◆ TUGAS SINGKAT A ◆
Menurut berita tentang teror buaya di Palu, mengapa Fraksi PKB DPRD Kota Palu mendesak Pemkot Palu segera bertindak? Jawab dalam satu sampai tiga kalimat.

◆ KUTIPAN TEKS ◆

━━━━

Teror Buaya Makin Mengkhawatirkan, Fraksi PKB DPRD Palu Desak Pemkot Action

oleh -
Ketua Fraksi PKB Kota Palu, H. Nanang (FOTO : mediaalkhairaat.id)

PALU – Fraksi Partai Kebangkitan Bangsa (PKB) Dewan Perwakilan Rakyat Daerah (DPRD) Kota Palu mendesak Pemerintah Kota (Pemkot) Palu agar segera memiliki langkah konkret untuk melakukan penanganan buaya yang kian meneror masyarakat.

“Keberadaan buaya di teluk palu bisa dikatakan sudah meneror masyarakat. Sudah saatnya Pemerintah Kota Palu bekerjasama dengan Balai Konservasi Sumber Daya Alam (BKSDA) action untuk menanganinya,” ucap Ketua Fraksi PKB, H. Nanang, di Palu, Senin (9/5).

━━━━

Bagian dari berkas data
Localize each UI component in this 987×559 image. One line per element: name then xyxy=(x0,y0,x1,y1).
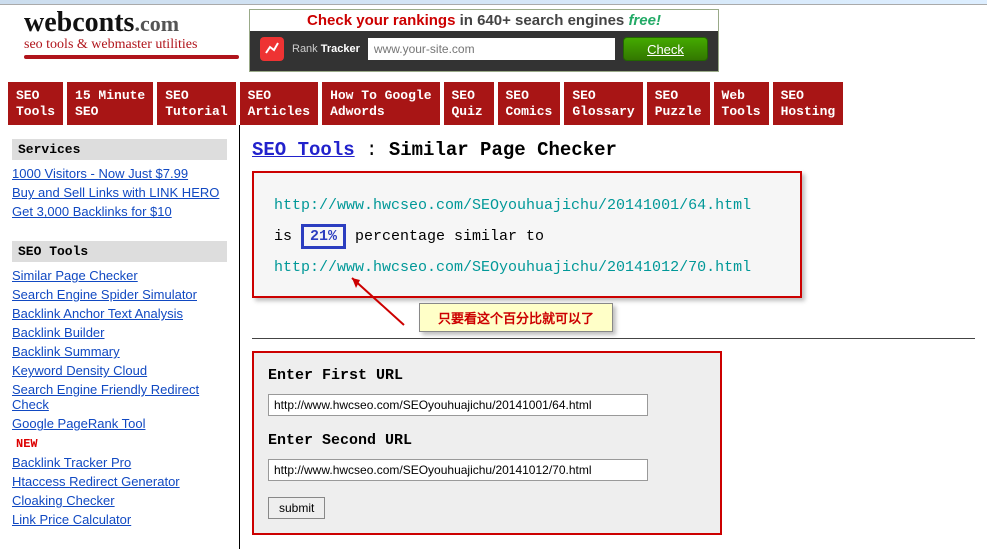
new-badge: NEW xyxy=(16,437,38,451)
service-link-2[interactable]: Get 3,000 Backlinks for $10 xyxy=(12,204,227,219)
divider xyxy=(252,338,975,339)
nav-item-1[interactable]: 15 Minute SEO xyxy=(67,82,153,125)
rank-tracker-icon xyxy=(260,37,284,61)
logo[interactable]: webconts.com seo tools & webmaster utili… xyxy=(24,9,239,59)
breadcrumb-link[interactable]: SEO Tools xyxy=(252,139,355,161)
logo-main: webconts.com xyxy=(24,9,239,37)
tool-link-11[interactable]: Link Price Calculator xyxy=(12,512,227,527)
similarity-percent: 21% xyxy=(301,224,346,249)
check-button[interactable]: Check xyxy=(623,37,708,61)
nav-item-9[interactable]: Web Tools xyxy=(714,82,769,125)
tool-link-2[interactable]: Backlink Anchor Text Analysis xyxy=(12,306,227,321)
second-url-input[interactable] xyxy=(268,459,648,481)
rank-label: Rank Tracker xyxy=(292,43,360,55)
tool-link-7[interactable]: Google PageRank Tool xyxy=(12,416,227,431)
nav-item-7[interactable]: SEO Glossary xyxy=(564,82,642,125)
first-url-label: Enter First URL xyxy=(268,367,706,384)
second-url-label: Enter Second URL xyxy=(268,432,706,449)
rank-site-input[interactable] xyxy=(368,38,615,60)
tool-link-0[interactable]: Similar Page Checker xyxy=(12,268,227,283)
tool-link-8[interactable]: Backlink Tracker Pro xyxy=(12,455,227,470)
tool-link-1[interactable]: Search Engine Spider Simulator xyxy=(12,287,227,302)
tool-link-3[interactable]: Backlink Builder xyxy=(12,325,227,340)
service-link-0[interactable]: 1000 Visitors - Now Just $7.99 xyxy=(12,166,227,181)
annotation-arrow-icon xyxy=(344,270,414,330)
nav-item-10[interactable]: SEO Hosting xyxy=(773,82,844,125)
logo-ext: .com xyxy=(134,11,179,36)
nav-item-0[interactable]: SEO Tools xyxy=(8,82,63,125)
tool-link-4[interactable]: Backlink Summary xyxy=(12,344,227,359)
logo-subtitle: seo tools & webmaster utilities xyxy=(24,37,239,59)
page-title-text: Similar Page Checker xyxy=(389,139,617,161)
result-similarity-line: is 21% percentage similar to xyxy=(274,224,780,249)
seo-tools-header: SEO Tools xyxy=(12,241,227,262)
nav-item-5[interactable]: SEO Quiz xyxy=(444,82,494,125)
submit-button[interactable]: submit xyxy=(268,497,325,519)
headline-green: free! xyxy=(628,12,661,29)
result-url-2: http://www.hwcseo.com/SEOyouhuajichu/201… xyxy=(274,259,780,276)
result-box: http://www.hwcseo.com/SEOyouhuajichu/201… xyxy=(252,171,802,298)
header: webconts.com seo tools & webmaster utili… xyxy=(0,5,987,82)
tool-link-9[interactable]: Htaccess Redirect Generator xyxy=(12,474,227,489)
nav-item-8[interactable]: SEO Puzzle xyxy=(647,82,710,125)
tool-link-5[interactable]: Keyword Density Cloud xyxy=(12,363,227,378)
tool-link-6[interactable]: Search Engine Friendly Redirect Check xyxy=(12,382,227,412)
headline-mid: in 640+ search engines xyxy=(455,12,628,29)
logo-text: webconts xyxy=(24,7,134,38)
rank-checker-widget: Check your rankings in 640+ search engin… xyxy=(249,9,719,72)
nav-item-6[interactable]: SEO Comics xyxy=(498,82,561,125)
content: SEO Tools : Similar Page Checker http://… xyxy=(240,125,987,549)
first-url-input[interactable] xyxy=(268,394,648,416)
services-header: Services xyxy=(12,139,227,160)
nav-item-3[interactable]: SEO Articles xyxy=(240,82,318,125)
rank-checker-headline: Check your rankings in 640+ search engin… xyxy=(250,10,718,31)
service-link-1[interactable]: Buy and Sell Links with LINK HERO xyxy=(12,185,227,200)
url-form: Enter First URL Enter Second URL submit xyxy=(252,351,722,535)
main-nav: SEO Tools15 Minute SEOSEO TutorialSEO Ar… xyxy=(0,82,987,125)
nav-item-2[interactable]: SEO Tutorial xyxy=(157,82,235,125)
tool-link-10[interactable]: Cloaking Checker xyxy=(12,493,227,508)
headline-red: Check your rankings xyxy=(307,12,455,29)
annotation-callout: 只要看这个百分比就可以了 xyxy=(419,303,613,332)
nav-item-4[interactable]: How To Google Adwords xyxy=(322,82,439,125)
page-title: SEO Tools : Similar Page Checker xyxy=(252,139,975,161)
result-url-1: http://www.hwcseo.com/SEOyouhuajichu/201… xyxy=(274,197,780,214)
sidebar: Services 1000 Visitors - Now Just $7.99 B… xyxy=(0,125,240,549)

━━━━

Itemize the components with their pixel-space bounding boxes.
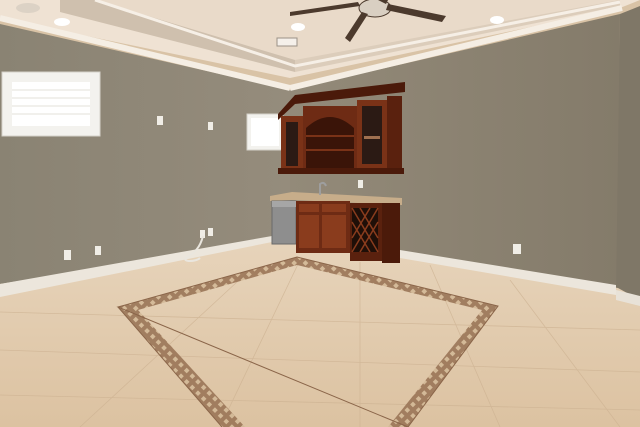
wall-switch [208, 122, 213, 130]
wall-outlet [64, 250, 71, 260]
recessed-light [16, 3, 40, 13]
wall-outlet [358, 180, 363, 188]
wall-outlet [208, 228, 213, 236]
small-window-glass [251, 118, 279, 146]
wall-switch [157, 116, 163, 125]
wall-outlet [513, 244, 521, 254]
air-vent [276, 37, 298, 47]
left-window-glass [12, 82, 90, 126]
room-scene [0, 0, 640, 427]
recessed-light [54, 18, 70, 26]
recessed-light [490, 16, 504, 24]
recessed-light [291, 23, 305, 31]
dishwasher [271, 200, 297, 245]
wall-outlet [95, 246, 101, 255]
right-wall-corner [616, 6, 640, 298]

━━━━

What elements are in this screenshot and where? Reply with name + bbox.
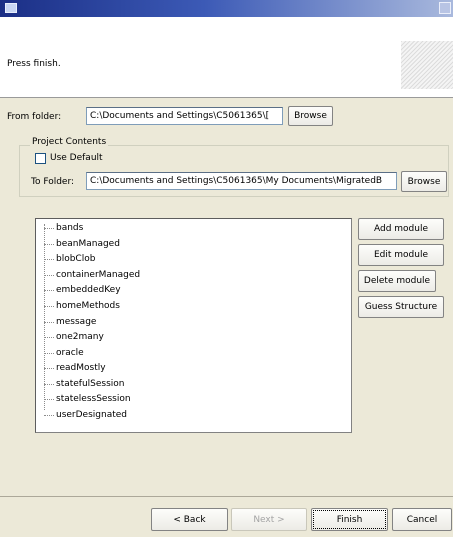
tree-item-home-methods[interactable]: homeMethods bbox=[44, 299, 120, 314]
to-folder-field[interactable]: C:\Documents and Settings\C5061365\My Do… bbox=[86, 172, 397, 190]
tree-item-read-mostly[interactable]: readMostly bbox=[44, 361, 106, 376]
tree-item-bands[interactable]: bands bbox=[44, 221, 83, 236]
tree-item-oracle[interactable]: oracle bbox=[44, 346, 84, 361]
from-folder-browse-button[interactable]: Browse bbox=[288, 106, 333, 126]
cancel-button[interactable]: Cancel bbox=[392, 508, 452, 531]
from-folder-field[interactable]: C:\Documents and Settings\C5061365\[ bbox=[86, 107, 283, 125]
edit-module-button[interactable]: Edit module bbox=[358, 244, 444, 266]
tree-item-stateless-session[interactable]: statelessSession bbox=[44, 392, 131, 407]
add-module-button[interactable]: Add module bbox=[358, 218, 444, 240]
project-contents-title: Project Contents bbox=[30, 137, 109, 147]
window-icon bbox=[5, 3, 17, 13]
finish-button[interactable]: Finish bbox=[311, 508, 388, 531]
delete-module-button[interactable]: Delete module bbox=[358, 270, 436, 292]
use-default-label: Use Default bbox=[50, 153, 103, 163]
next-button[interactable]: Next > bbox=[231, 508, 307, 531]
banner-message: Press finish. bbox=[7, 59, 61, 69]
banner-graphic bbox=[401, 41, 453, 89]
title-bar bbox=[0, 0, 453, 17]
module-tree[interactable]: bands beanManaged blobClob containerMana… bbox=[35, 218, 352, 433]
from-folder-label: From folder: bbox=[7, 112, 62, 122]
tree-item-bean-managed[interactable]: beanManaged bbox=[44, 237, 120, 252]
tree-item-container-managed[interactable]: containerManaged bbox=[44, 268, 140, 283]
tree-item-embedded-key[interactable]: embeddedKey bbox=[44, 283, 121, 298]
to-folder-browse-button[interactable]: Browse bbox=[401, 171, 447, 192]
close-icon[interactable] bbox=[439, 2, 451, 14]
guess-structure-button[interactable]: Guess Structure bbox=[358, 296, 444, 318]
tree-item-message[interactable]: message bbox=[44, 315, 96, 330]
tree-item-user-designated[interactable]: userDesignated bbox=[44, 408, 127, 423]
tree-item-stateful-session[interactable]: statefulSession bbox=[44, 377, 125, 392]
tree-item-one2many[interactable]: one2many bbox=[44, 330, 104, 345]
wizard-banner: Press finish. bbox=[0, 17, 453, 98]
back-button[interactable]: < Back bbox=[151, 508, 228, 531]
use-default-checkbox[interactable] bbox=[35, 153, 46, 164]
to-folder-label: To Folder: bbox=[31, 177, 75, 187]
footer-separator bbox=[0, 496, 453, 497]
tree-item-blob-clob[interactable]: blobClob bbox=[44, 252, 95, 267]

━━━━

◆ TUGAS SINGKAT B ◆
Salin ulang baris-baris data, mulai dari baris yang memuat "299, 120, 314]" sampai baris yang memuat "tree-item-bands[interactable]: bands bbox=[44, 221, 83, 236]".

◆ JAWABAN LATIHAN A ◆
Fraksi PKB mendesak Pemkot Palu segera mengambil langkah konkret karena keberadaan buaya di Teluk Palu dinilai sudah meneror masyarakat. Menurut H. Nanang, sudah saatnya Pemkot Palu bekerja sama dengan BKSDA untuk menanganinya.

◆ JAWABAN LATIHAN B ◆
tree-item-home-methods[interactable]: homeMethods bbox=[44, 299, 120, 314]
to-folder-field[interactable]: C:\Documents and Settings\C5061365\My Do… bbox=[86, 172, 397, 190]
tree-item-read-mostly[interactable]: readMostly bbox=[44, 361, 106, 376]
tree-item-bands[interactable]: bands bbox=[44, 221, 83, 236]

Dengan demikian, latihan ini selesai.